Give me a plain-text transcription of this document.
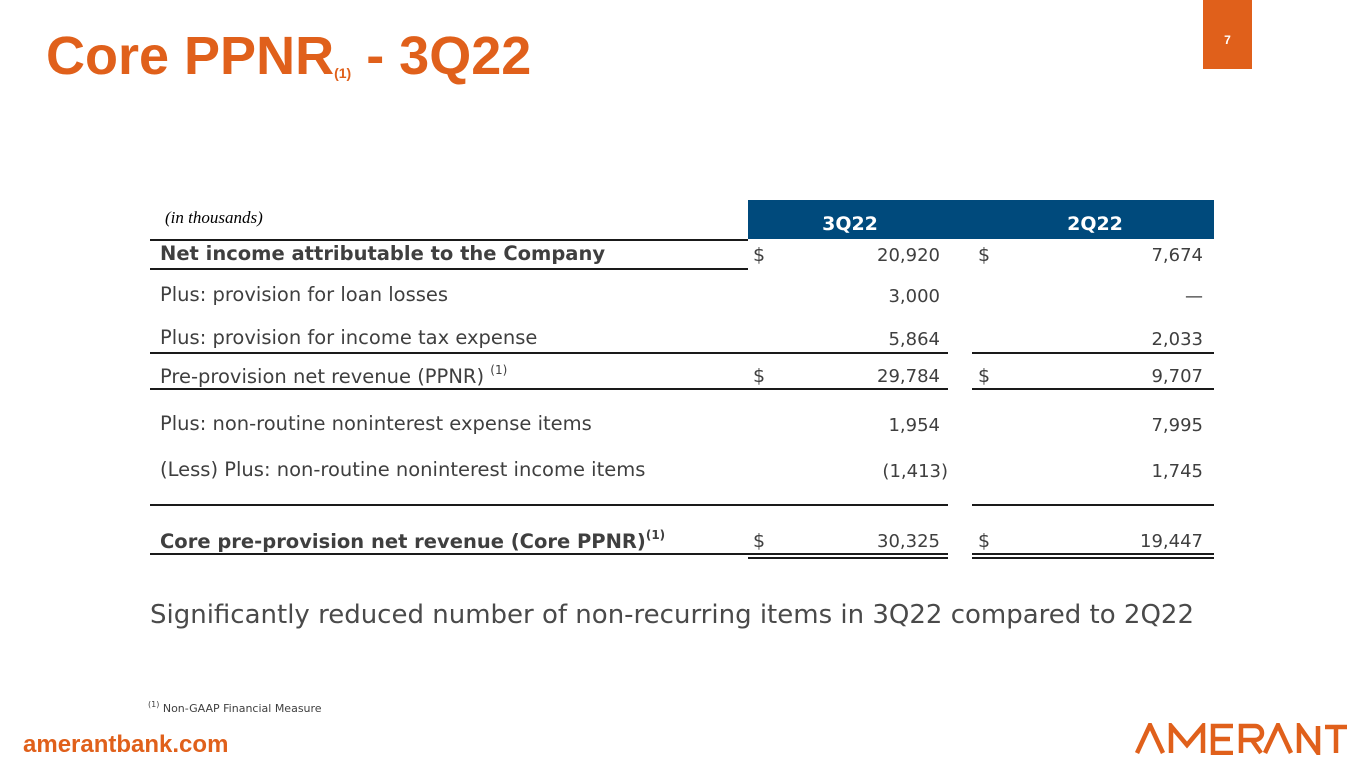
Core $PPNR_{(1)} - 3Q22$	7
(in thousands)	3Q22	2Q22
Net income attributable to the Company	$	20,920 $	7,674
Plus: provision for loan losses	3,000	—
Plus: provision for income tax expense	5,864	2,033
Pre-provision net revenue (PPNR) $^{(1)}$	$	29,784 $	9,707
Plus: non-routine noninterest expense items	1,954	7,995
(Less) Plus: non-routine noninterest income items	(1,413)	1,745
Core pre-provision net revenue (Core PPNR)$^{(1)}$	$	30,325 $	19,447
Significantly reduced number of non-recurring items in 3Q22 compared to 2Q22
$^{(1)}$ Non-GAAP Financial Measure
amerantbank.com
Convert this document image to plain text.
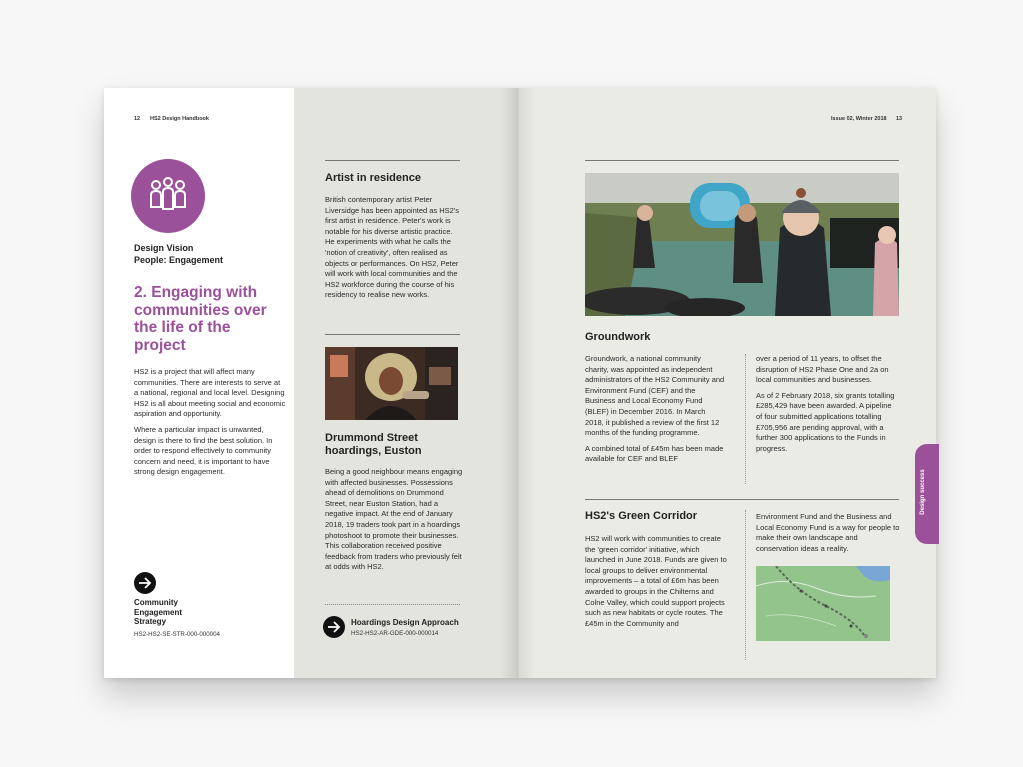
12 HS2 Design Handbook
Design Vision
People: Engagement
2. Engaging with communities over the life of the project

HS2 is a project that will affect many communities. There are interests to serve at a national, regional and local level. Designing HS2 is all about meeting social and economic aspiration and opportunity.

Where a particular impact is unwanted, design is there to find the best solution. In order to respond effectively to community concern and need, it is important to have strong design engagement.

Community Engagement Strategy
HS2-HS2-SE-STR-000-000004
Artist in residence
British contemporary artist Peter Liversidge has been appointed as HS2's first artist in residence. Peter's work is notable for his diverse artistic practice. He experiments with what he calls the 'notion of creativity', often realised as objects or performances. On HS2, Peter will work with local communities and the HS2 workforce during the course of his residency to realise new works.
Drummond Street hoardings, Euston
Being a good neighbour means engaging with affected businesses. Possessions ahead of demolitions on Drummond Street, near Euston Station, had a negative impact. At the end of January 2018, 19 traders took part in a hoardings photoshoot to promote their businesses. This collaboration received positive feedback from traders who previously felt at odds with HS2.
Hoardings Design Approach
HS2-HS2-AR-GDE-000-000014
Issue 02, Winter 2018 13
Groundwork

Groundwork, a national community charity, was appointed as independent administrators of the HS2 Community and Environment Fund (CEF) and the Business and Local Economy Fund (BLEF) in December 2016. In March 2018, it published a review of the first 12 months of the funding programme.

A combined total of £45m has been made available for CEF and BLEF

over a period of 11 years, to offset the disruption of HS2 Phase One and 2a on local communities and businesses.

As of 2 February 2018, six grants totalling £285,429 have been awarded. A pipeline of four submitted applications totalling £705,956 are pending approval, with a further 300 applications to the Funds in progress.

HS2's Green Corridor
HS2 will work with communities to create the 'green corridor' initiative, which launched in June 2018. Funds are given to local groups to deliver environmental improvements – a total of £6m has been awarded to groups in the Chilterns and Colne Valley, which could support projects such as new habitats or cycle routes. The £45m in the Community and
Environment Fund and the Business and Local Economy Fund is a way for people to make their own landscape and conservation ideas a reality.
Design success
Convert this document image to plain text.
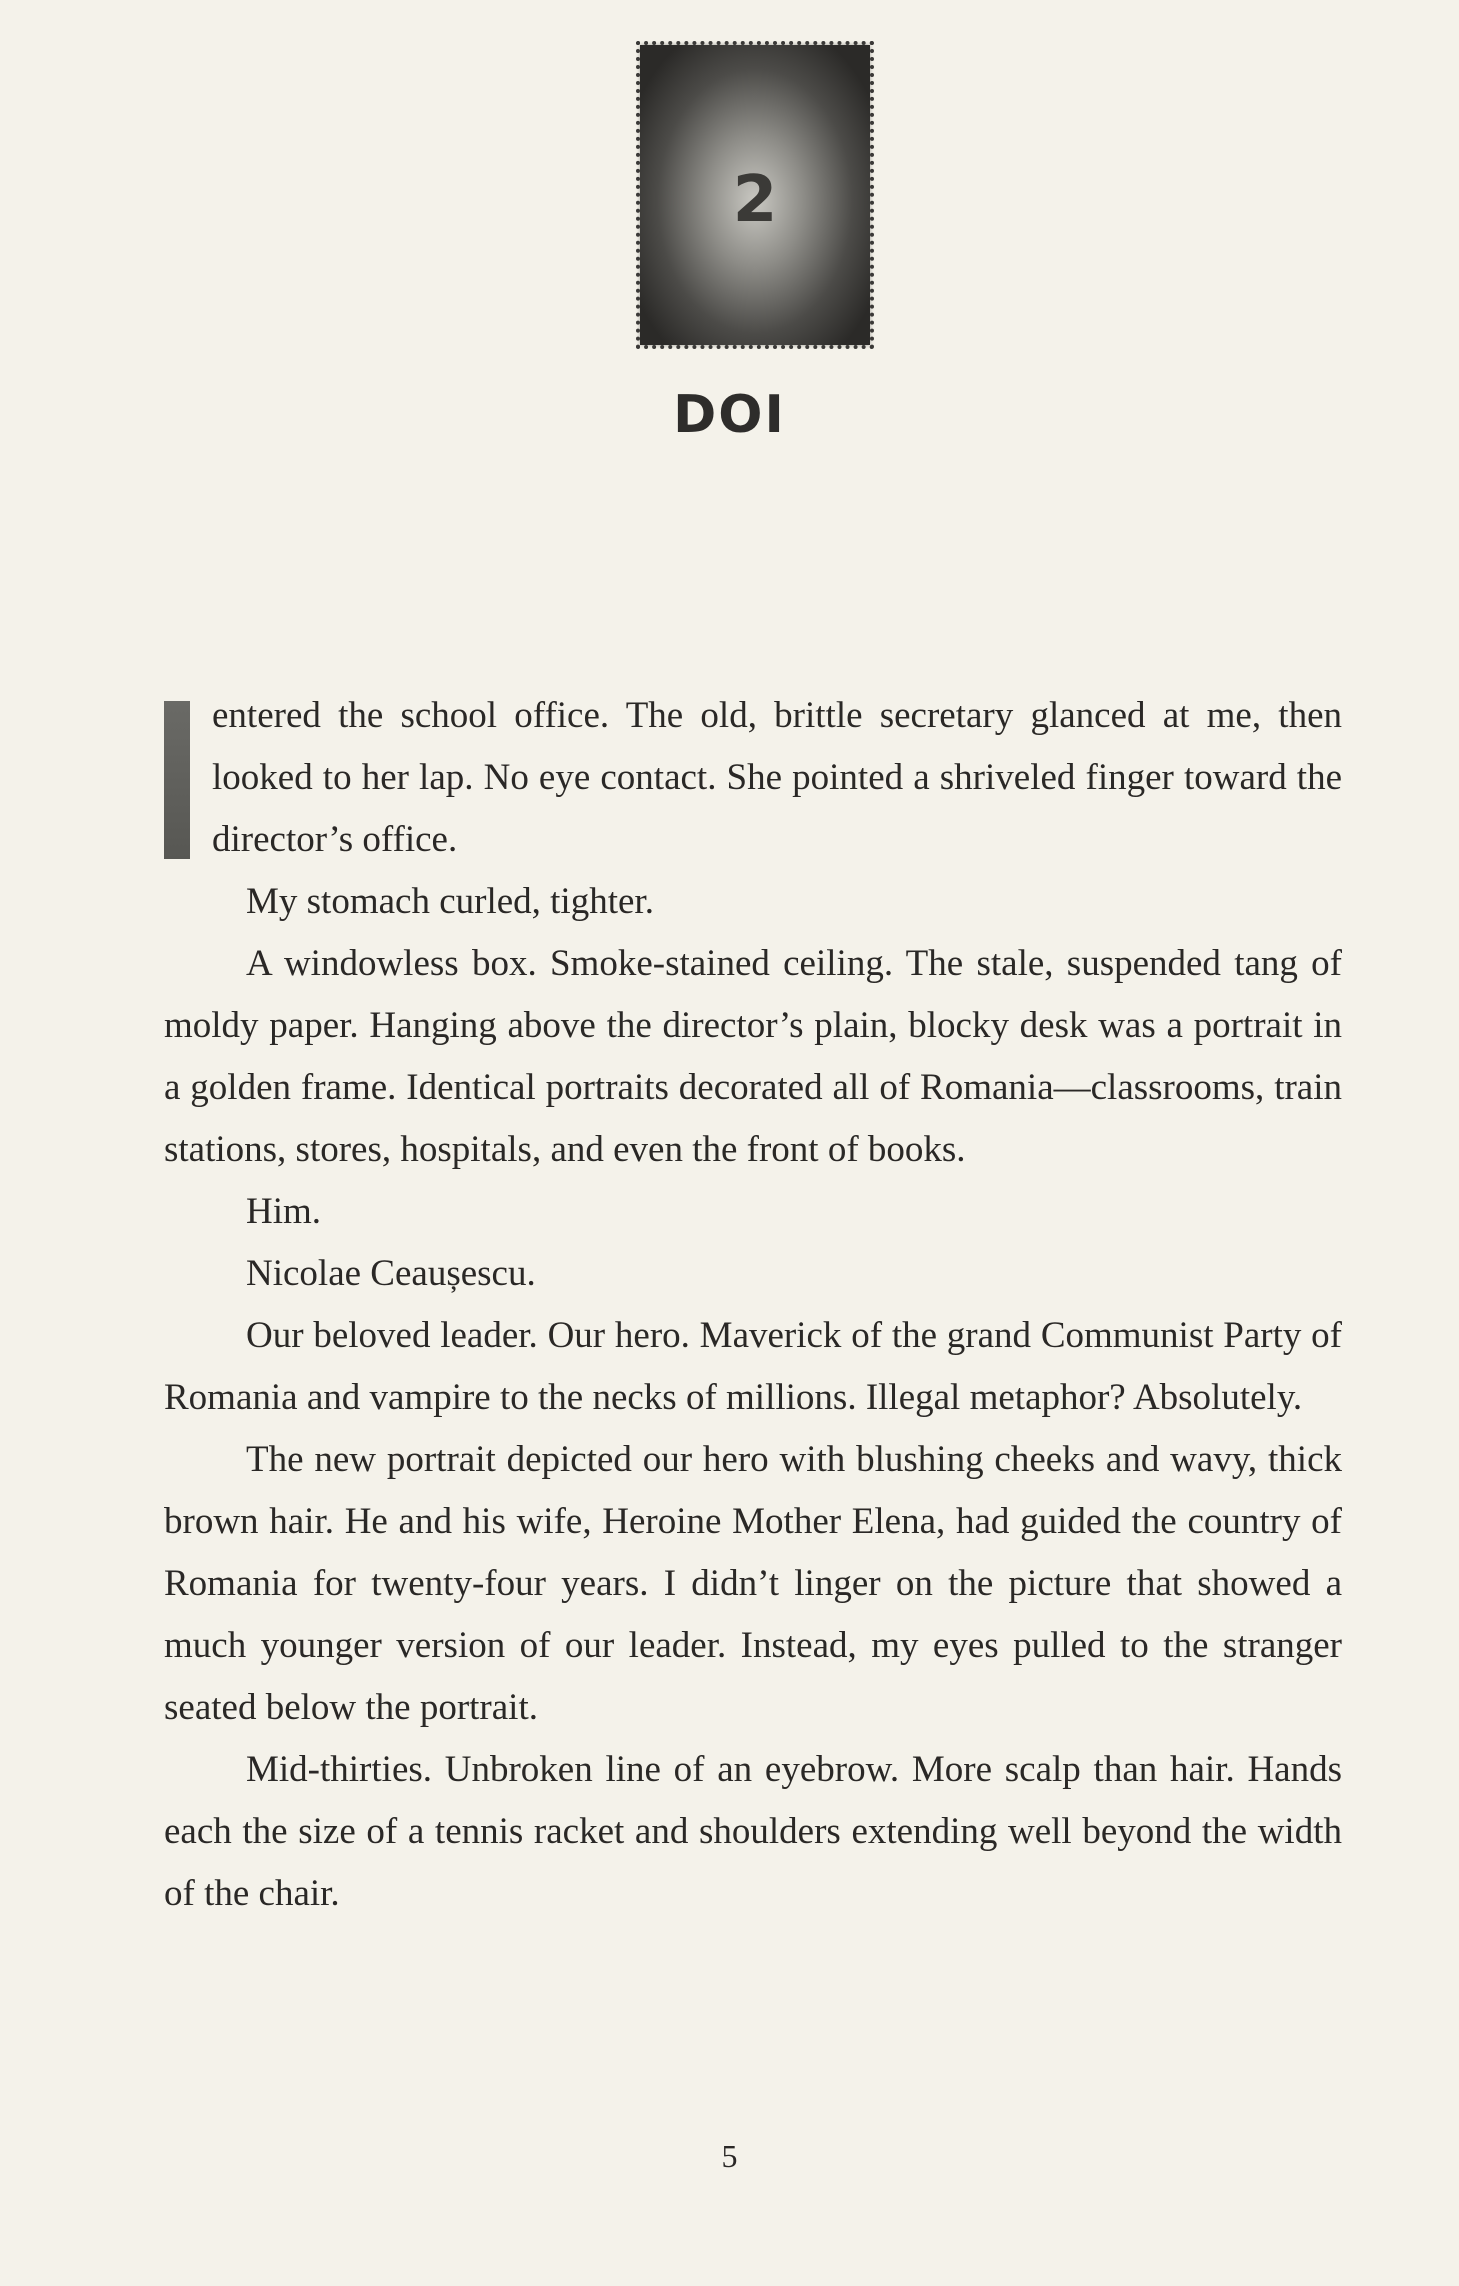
2
DOI

entered the school office. The old, brittle secretary glanced at me, then looked to her lap. No eye contact. She pointed a shriveled finger toward the director’s office.

My stomach curled, tighter.

A windowless box. Smoke-stained ceiling. The stale, suspended tang of moldy paper. Hanging above the director’s plain, blocky desk was a portrait in a golden frame. Identical portraits decorated all of Romania—classrooms, train stations, stores, hospitals, and even the front of books.

Him.

Nicolae Ceaușescu.

Our beloved leader. Our hero. Maverick of the grand Communist Party of Romania and vampire to the necks of millions. Illegal metaphor? Absolutely.

The new portrait depicted our hero with blushing cheeks and wavy, thick brown hair. He and his wife, Heroine Mother Elena, had guided the country of Romania for twenty-four years. I didn’t linger on the picture that showed a much younger version of our leader. Instead, my eyes pulled to the stranger seated below the portrait.

Mid-thirties. Unbroken line of an eyebrow. More scalp than hair. Hands each the size of a tennis racket and shoulders extending well beyond the width of the chair.

5
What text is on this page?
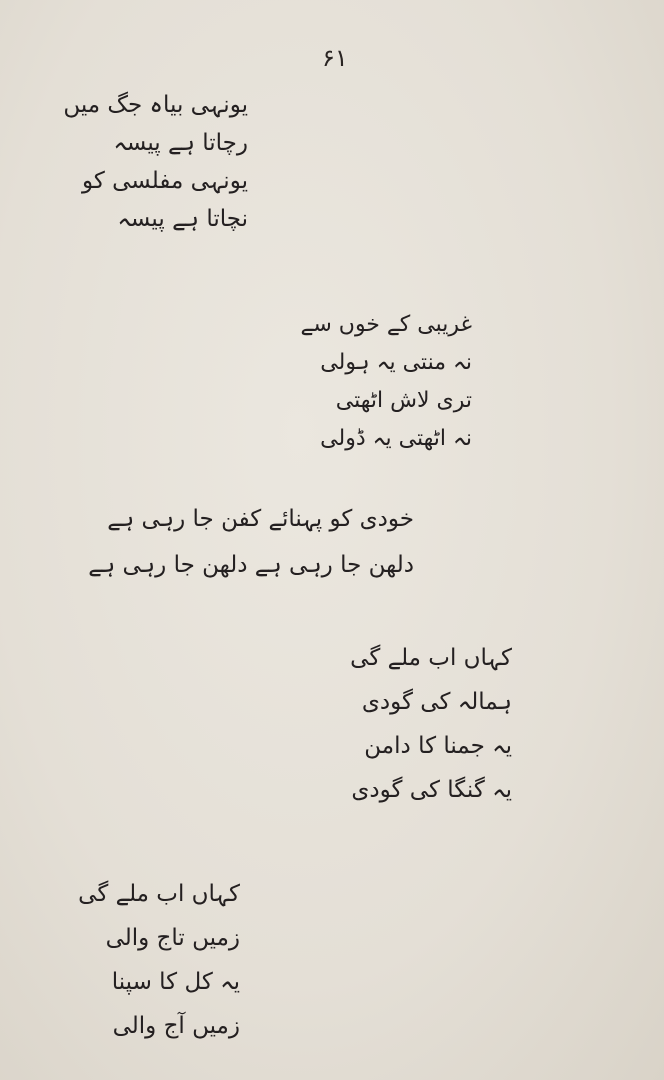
۶۱
یونہی بیاہ جگ میں
رچاتا ہے پیسہ
یونہی مفلسی کو
نچاتا ہے پیسہ
غریبی کے خوں سے
نہ منتی یہ ہولی
تری لاش اٹھتی
نہ اٹھتی یہ ڈولی
خودی کو پہنائے کفن جا رہی ہے
دلھن جا رہی ہے دلھن جا رہی ہے
کہاں اب ملے گی
ہمالہ کی گودی
یہ جمنا کا دامن
یہ گنگا کی گودی
کہاں اب ملے گی
زمیں تاج والی
یہ کل کا سپنا
زمیں آج والی
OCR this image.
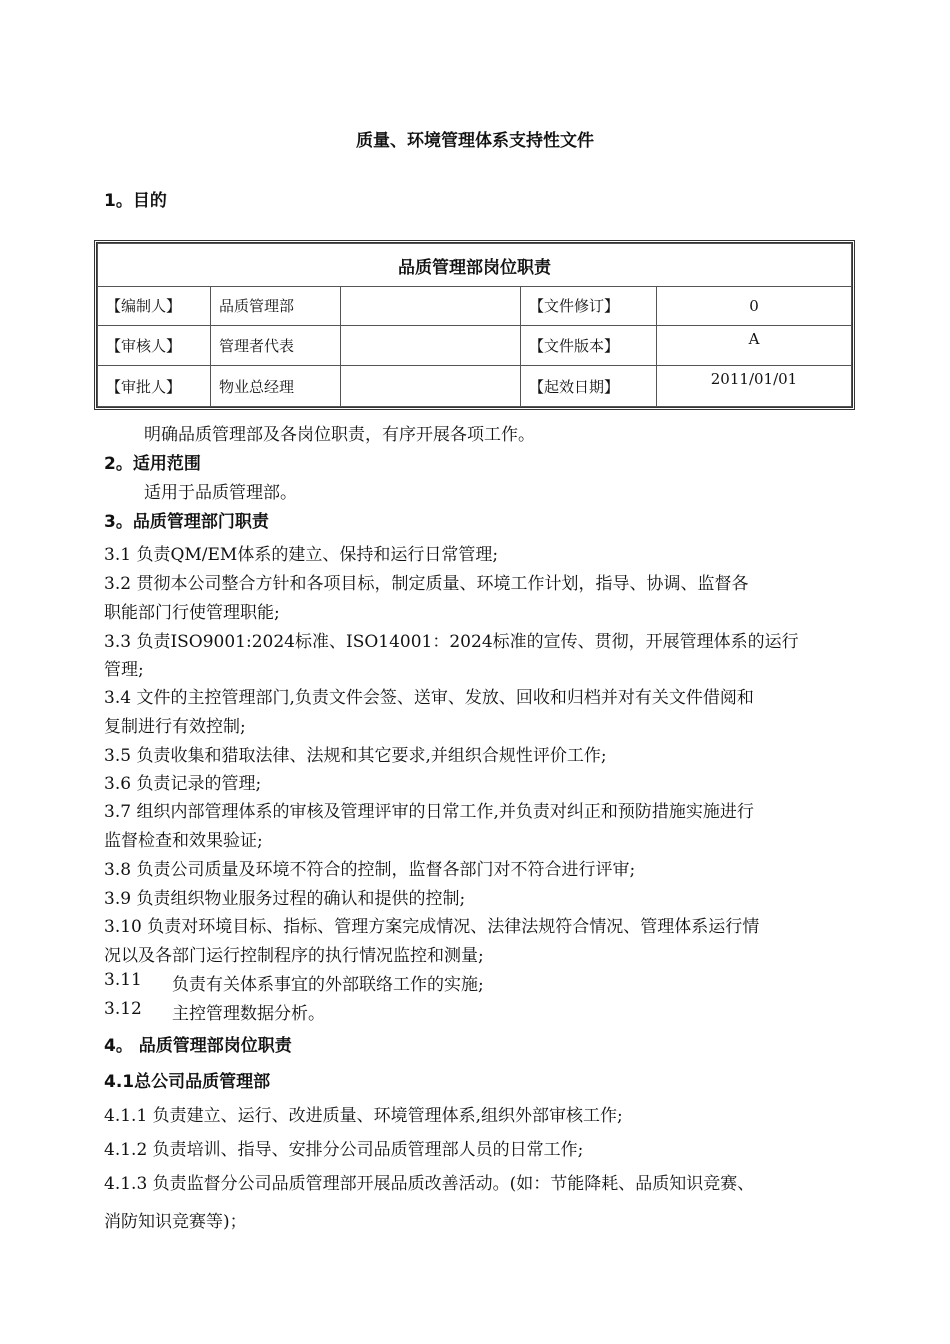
质量、环境管理体系支持性文件
1。目的
品质管理部岗位职责				
【编制人】	品质管理部		【文件修订】	0
【审核人】	管理者代表		【文件版本】	A
【审批人】	物业总经理		【起效日期】	2011/01/01
明确品质管理部及各岗位职责，有序开展各项工作。
2。适用范围
适用于品质管理部。
3。品质管理部门职责
3.1 负责QM/EM体系的建立、保持和运行日常管理;
3.2 贯彻本公司整合方针和各项目标，制定质量、环境工作计划，指导、协调、监督各
职能部门行使管理职能;
3.3 负责ISO9001:2024标准、ISO14001：2024标准的宣传、贯彻，开展管理体系的运行
管理;
3.4 文件的主控管理部门,负责文件会签、送审、发放、回收和归档并对有关文件借阅和
复制进行有效控制;
3.5 负责收集和猎取法律、法规和其它要求,并组织合规性评价工作;
3.6 负责记录的管理;
3.7 组织内部管理体系的审核及管理评审的日常工作,并负责对纠正和预防措施实施进行
监督检查和效果验证;
3.8 负责公司质量及环境不符合的控制，监督各部门对不符合进行评审;
3.9 负责组织物业服务过程的确认和提供的控制;
3.10 负责对环境目标、指标、管理方案完成情况、法律法规符合情况、管理体系运行情
况以及各部门运行控制程序的执行情况监控和测量;
3.11 负责有关体系事宜的外部联络工作的实施;
3.12 主控管理数据分析。
4。 品质管理部岗位职责
4.1总公司品质管理部
4.1.1 负责建立、运行、改进质量、环境管理体系,组织外部审核工作;
4.1.2 负责培训、指导、安排分公司品质管理部人员的日常工作;
4.1.3 负责监督分公司品质管理部开展品质改善活动。(如：节能降耗、品质知识竞赛、
消防知识竞赛等)；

YOUR INSTRUCTIONS:
From the line containing "What text is on this page?" through the last line of the material above, write out each line exactly, leaving aside all pictures.

ANSWER TO THIS TASK:
What text is on this page?
۶۱
یونہی بیاہ جگ میں
رچاتا ہے پیسہ
یونہی مفلسی کو
نچاتا ہے پیسہ
غریبی کے خوں سے
نہ منتی یہ ہولی
تری لاش اٹھتی
نہ اٹھتی یہ ڈولی
خودی کو پہنائے کفن جا رہی ہے
دلھن جا رہی ہے دلھن جا رہی ہے
کہاں اب ملے گی
ہمالہ کی گودی
یہ جمنا کا دامن
یہ گنگا کی گودی
کہاں اب ملے گی
زمیں تاج والی
یہ کل کا سپنا
زمیں آج والی
OCR this image.
质量、环境管理体系支持性文件
1。目的
品质管理部岗位职责				
【编制人】	品质管理部		【文件修订】	0
【审核人】	管理者代表		【文件版本】	A
【审批人】	物业总经理		【起效日期】	2011/01/01
明确品质管理部及各岗位职责，有序开展各项工作。
2。适用范围
适用于品质管理部。
3。品质管理部门职责
3.1 负责QM/EM体系的建立、保持和运行日常管理;
3.2 贯彻本公司整合方针和各项目标，制定质量、环境工作计划，指导、协调、监督各
职能部门行使管理职能;
3.3 负责ISO9001:2024标准、ISO14001：2024标准的宣传、贯彻，开展管理体系的运行
管理;
3.4 文件的主控管理部门,负责文件会签、送审、发放、回收和归档并对有关文件借阅和
复制进行有效控制;
3.5 负责收集和猎取法律、法规和其它要求,并组织合规性评价工作;
3.6 负责记录的管理;
3.7 组织内部管理体系的审核及管理评审的日常工作,并负责对纠正和预防措施实施进行
监督检查和效果验证;
3.8 负责公司质量及环境不符合的控制，监督各部门对不符合进行评审;
3.9 负责组织物业服务过程的确认和提供的控制;
3.10 负责对环境目标、指标、管理方案完成情况、法律法规符合情况、管理体系运行情
况以及各部门运行控制程序的执行情况监控和测量;
3.11 负责有关体系事宜的外部联络工作的实施;
3.12 主控管理数据分析。
4。 品质管理部岗位职责
4.1总公司品质管理部
4.1.1 负责建立、运行、改进质量、环境管理体系,组织外部审核工作;
4.1.2 负责培训、指导、安排分公司品质管理部人员的日常工作;
4.1.3 负责监督分公司品质管理部开展品质改善活动。(如：节能降耗、品质知识竞赛、
消防知识竞赛等)；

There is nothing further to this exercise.